#### What needs to be done
Copy each line below exactly and leave the pictures out.

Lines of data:
## Start

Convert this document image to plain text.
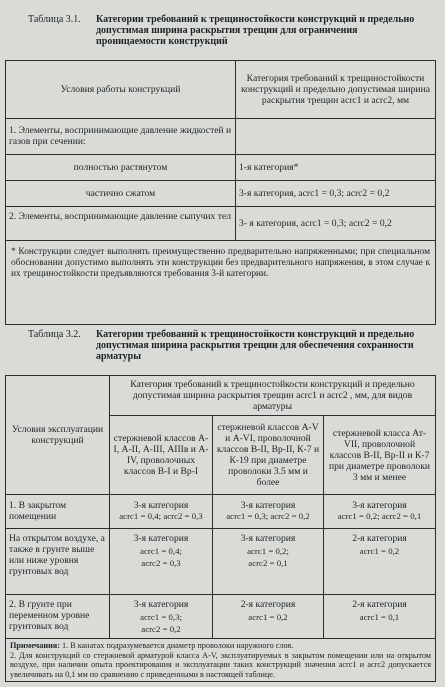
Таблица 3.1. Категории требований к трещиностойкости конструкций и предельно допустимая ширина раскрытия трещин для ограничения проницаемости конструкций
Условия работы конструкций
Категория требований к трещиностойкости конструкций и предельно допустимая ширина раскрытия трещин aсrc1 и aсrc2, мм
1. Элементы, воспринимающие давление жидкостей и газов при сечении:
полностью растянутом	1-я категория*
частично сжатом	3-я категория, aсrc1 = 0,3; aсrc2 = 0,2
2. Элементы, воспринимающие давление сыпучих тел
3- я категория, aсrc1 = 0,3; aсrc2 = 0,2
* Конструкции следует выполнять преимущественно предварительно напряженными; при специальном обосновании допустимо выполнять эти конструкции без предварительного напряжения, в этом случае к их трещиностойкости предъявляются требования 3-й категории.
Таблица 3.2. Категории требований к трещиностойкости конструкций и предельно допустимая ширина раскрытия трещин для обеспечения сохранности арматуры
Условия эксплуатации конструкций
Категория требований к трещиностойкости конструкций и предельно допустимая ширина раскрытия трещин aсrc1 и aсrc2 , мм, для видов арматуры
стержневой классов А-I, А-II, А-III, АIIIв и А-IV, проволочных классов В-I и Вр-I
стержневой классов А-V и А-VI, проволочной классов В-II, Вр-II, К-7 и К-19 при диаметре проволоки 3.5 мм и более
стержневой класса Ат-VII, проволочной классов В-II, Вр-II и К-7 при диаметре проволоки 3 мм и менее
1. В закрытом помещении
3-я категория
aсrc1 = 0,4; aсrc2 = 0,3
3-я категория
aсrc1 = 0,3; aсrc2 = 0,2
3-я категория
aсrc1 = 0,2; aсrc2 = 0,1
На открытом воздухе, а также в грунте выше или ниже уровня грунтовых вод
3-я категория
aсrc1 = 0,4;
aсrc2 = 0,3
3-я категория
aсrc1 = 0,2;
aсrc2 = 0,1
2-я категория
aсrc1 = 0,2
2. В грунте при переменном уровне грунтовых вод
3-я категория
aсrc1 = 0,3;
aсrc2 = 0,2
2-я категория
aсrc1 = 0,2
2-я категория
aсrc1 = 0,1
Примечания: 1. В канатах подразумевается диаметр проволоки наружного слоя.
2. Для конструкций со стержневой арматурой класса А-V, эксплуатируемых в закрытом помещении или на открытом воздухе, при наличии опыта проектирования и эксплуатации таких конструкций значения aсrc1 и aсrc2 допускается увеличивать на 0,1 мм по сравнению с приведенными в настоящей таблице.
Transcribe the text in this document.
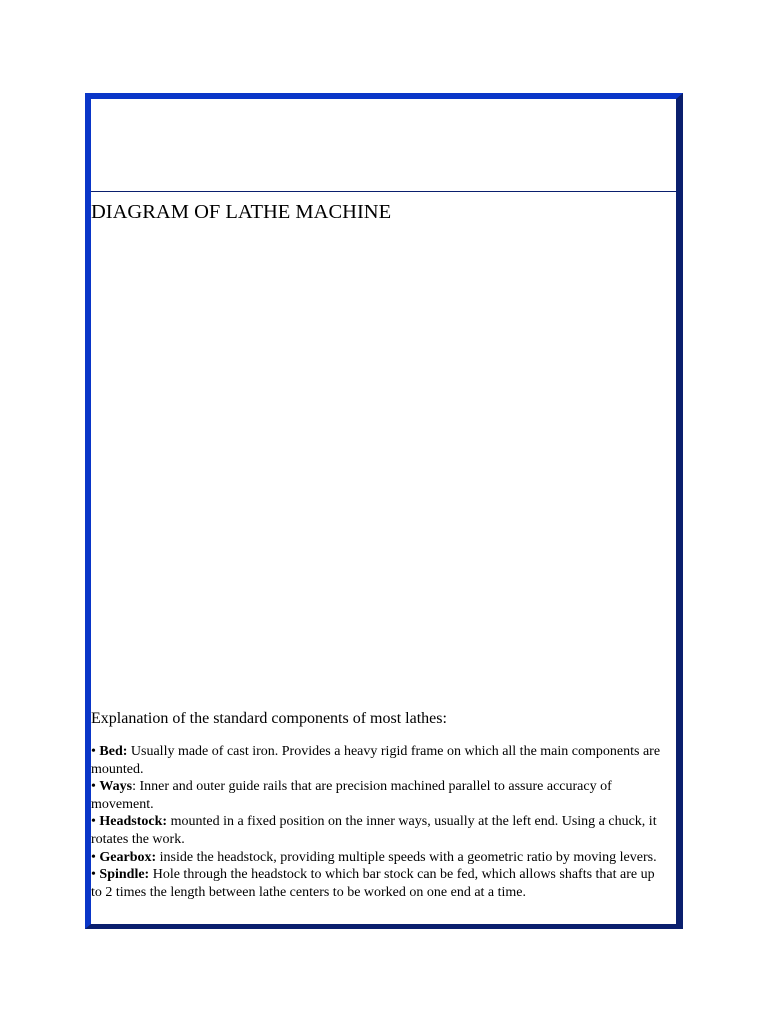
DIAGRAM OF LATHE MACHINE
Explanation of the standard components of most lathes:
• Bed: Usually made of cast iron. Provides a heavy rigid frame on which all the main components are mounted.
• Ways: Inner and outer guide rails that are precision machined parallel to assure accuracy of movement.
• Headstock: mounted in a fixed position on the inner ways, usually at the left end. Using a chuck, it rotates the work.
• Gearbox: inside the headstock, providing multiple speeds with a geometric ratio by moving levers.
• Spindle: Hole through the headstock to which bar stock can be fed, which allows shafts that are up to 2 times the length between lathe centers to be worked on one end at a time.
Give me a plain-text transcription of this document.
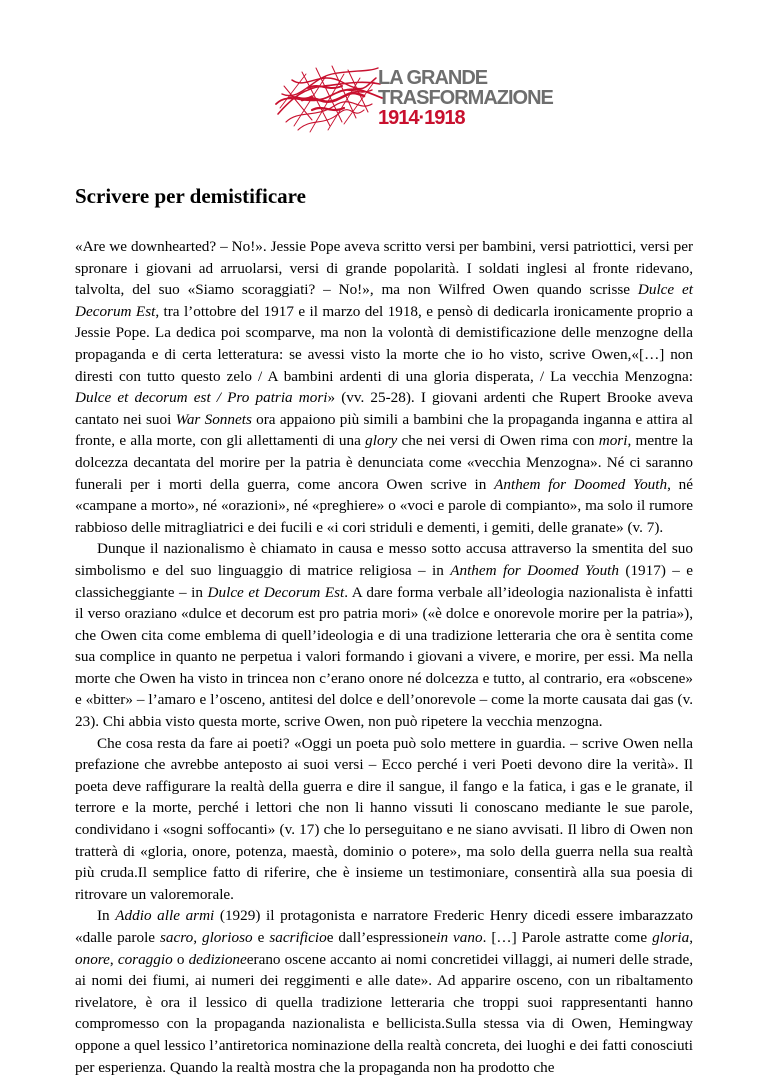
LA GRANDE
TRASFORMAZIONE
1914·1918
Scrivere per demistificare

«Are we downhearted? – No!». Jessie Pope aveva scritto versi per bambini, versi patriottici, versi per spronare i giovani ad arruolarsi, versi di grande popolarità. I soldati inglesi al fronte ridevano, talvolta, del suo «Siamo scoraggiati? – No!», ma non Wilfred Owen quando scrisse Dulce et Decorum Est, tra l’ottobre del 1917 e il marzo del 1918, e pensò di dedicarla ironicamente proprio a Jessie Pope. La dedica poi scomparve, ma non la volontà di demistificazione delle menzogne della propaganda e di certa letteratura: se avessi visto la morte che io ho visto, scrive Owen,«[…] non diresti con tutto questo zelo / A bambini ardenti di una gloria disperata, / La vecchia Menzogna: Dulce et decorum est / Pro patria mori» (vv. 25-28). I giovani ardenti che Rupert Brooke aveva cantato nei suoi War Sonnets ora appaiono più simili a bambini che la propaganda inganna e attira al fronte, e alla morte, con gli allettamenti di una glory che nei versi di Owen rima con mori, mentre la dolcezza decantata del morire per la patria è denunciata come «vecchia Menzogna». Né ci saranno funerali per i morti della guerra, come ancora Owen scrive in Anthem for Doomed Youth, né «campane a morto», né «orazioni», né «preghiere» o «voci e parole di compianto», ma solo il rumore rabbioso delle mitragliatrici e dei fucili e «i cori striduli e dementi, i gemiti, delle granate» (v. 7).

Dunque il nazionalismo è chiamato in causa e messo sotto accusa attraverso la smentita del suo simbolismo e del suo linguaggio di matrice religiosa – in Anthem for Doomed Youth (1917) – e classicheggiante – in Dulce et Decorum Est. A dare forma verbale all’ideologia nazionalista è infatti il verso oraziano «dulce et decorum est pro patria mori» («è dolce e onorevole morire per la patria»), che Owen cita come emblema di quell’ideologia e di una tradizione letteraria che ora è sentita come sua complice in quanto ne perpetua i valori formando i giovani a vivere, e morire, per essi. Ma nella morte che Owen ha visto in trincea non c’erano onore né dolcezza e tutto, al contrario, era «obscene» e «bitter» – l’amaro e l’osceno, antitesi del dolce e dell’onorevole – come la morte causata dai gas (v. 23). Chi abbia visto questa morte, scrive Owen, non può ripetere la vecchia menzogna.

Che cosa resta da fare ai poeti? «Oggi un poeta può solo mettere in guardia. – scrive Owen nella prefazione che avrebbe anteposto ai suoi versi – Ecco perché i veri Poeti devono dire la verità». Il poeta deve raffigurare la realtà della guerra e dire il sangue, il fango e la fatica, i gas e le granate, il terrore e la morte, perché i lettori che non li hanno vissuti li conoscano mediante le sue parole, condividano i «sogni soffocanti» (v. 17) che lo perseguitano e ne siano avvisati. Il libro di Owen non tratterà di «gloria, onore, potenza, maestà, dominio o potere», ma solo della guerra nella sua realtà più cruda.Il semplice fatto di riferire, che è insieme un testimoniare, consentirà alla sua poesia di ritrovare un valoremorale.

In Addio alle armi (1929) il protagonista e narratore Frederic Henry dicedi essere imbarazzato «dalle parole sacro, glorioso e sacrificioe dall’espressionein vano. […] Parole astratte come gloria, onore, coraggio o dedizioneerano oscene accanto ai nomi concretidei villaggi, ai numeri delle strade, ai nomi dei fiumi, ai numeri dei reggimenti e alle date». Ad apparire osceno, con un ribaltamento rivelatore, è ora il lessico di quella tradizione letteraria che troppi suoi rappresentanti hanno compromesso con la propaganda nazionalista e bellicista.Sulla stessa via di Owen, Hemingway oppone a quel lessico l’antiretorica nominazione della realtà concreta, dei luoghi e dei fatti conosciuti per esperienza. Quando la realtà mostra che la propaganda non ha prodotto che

## End

#### Task result
Convert this document image to plain text.
Таблица 3.1. Категории требований к трещиностойкости конструкций и предельно допустимая ширина раскрытия трещин для ограничения проницаемости конструкций
Условия работы конструкций
Категория требований к трещиностойкости конструкций и предельно допустимая ширина раскрытия трещин aсrc1 и aсrc2, мм
1. Элементы, воспринимающие давление жидкостей и газов при сечении:
полностью растянутом	1-я категория*
частично сжатом	3-я категория, aсrc1 = 0,3; aсrc2 = 0,2
2. Элементы, воспринимающие давление сыпучих тел
3- я категория, aсrc1 = 0,3; aсrc2 = 0,2
* Конструкции следует выполнять преимущественно предварительно напряженными; при специальном обосновании допустимо выполнять эти конструкции без предварительного напряжения, в этом случае к их трещиностойкости предъявляются требования 3-й категории.
Таблица 3.2. Категории требований к трещиностойкости конструкций и предельно допустимая ширина раскрытия трещин для обеспечения сохранности арматуры
Условия эксплуатации конструкций
Категория требований к трещиностойкости конструкций и предельно допустимая ширина раскрытия трещин aсrc1 и aсrc2 , мм, для видов арматуры
стержневой классов А-I, А-II, А-III, АIIIв и А-IV, проволочных классов В-I и Вр-I
стержневой классов А-V и А-VI, проволочной классов В-II, Вр-II, К-7 и К-19 при диаметре проволоки 3.5 мм и более
стержневой класса Ат-VII, проволочной классов В-II, Вр-II и К-7 при диаметре проволоки 3 мм и менее
1. В закрытом помещении
3-я категория
aсrc1 = 0,4; aсrc2 = 0,3
3-я категория
aсrc1 = 0,3; aсrc2 = 0,2
3-я категория
aсrc1 = 0,2; aсrc2 = 0,1
На открытом воздухе, а также в грунте выше или ниже уровня грунтовых вод
3-я категория
aсrc1 = 0,4;
aсrc2 = 0,3
3-я категория
aсrc1 = 0,2;
aсrc2 = 0,1
2-я категория
aсrc1 = 0,2
2. В грунте при переменном уровне грунтовых вод
3-я категория
aсrc1 = 0,3;
aсrc2 = 0,2
2-я категория
aсrc1 = 0,2
2-я категория
aсrc1 = 0,1
Примечания: 1. В канатах подразумевается диаметр проволоки наружного слоя.
2. Для конструкций со стержневой арматурой класса А-V, эксплуатируемых в закрытом помещении или на открытом воздухе, при наличии опыта проектирования и эксплуатации таких конструкций значения aсrc1 и aсrc2 допускается увеличивать на 0,1 мм по сравнению с приведенными в настоящей таблице.
Transcribe the text in this document.
DIAGRAM OF LATHE MACHINE
Explanation of the standard components of most lathes:
• Bed: Usually made of cast iron. Provides a heavy rigid frame on which all the main components are mounted.
• Ways: Inner and outer guide rails that are precision machined parallel to assure accuracy of movement.
• Headstock: mounted in a fixed position on the inner ways, usually at the left end. Using a chuck, it rotates the work.
• Gearbox: inside the headstock, providing multiple speeds with a geometric ratio by moving levers.
• Spindle: Hole through the headstock to which bar stock can be fed, which allows shafts that are up to 2 times the length between lathe centers to be worked on one end at a time.
Give me a plain-text transcription of this document.
LA GRANDE
TRASFORMAZIONE
1914·1918
Scrivere per demistificare

«Are we downhearted? – No!». Jessie Pope aveva scritto versi per bambini, versi patriottici, versi per spronare i giovani ad arruolarsi, versi di grande popolarità. I soldati inglesi al fronte ridevano, talvolta, del suo «Siamo scoraggiati? – No!», ma non Wilfred Owen quando scrisse Dulce et Decorum Est, tra l’ottobre del 1917 e il marzo del 1918, e pensò di dedicarla ironicamente proprio a Jessie Pope. La dedica poi scomparve, ma non la volontà di demistificazione delle menzogne della propaganda e di certa letteratura: se avessi visto la morte che io ho visto, scrive Owen,«[…] non diresti con tutto questo zelo / A bambini ardenti di una gloria disperata, / La vecchia Menzogna: Dulce et decorum est / Pro patria mori» (vv. 25-28). I giovani ardenti che Rupert Brooke aveva cantato nei suoi War Sonnets ora appaiono più simili a bambini che la propaganda inganna e attira al fronte, e alla morte, con gli allettamenti di una glory che nei versi di Owen rima con mori, mentre la dolcezza decantata del morire per la patria è denunciata come «vecchia Menzogna». Né ci saranno funerali per i morti della guerra, come ancora Owen scrive in Anthem for Doomed Youth, né «campane a morto», né «orazioni», né «preghiere» o «voci e parole di compianto», ma solo il rumore rabbioso delle mitragliatrici e dei fucili e «i cori striduli e dementi, i gemiti, delle granate» (v. 7).

Dunque il nazionalismo è chiamato in causa e messo sotto accusa attraverso la smentita del suo simbolismo e del suo linguaggio di matrice religiosa – in Anthem for Doomed Youth (1917) – e classicheggiante – in Dulce et Decorum Est. A dare forma verbale all’ideologia nazionalista è infatti il verso oraziano «dulce et decorum est pro patria mori» («è dolce e onorevole morire per la patria»), che Owen cita come emblema di quell’ideologia e di una tradizione letteraria che ora è sentita come sua complice in quanto ne perpetua i valori formando i giovani a vivere, e morire, per essi. Ma nella morte che Owen ha visto in trincea non c’erano onore né dolcezza e tutto, al contrario, era «obscene» e «bitter» – l’amaro e l’osceno, antitesi del dolce e dell’onorevole – come la morte causata dai gas (v. 23). Chi abbia visto questa morte, scrive Owen, non può ripetere la vecchia menzogna.

Che cosa resta da fare ai poeti? «Oggi un poeta può solo mettere in guardia. – scrive Owen nella prefazione che avrebbe anteposto ai suoi versi – Ecco perché i veri Poeti devono dire la verità». Il poeta deve raffigurare la realtà della guerra e dire il sangue, il fango e la fatica, i gas e le granate, il terrore e la morte, perché i lettori che non li hanno vissuti li conoscano mediante le sue parole, condividano i «sogni soffocanti» (v. 17) che lo perseguitano e ne siano avvisati. Il libro di Owen non tratterà di «gloria, onore, potenza, maestà, dominio o potere», ma solo della guerra nella sua realtà più cruda.Il semplice fatto di riferire, che è insieme un testimoniare, consentirà alla sua poesia di ritrovare un valoremorale.

In Addio alle armi (1929) il protagonista e narratore Frederic Henry dicedi essere imbarazzato «dalle parole sacro, glorioso e sacrificioe dall’espressionein vano. […] Parole astratte come gloria, onore, coraggio o dedizioneerano oscene accanto ai nomi concretidei villaggi, ai numeri delle strade, ai nomi dei fiumi, ai numeri dei reggimenti e alle date». Ad apparire osceno, con un ribaltamento rivelatore, è ora il lessico di quella tradizione letteraria che troppi suoi rappresentanti hanno compromesso con la propaganda nazionalista e bellicista.Sulla stessa via di Owen, Hemingway oppone a quel lessico l’antiretorica nominazione della realtà concreta, dei luoghi e dei fatti conosciuti per esperienza. Quando la realtà mostra che la propaganda non ha prodotto che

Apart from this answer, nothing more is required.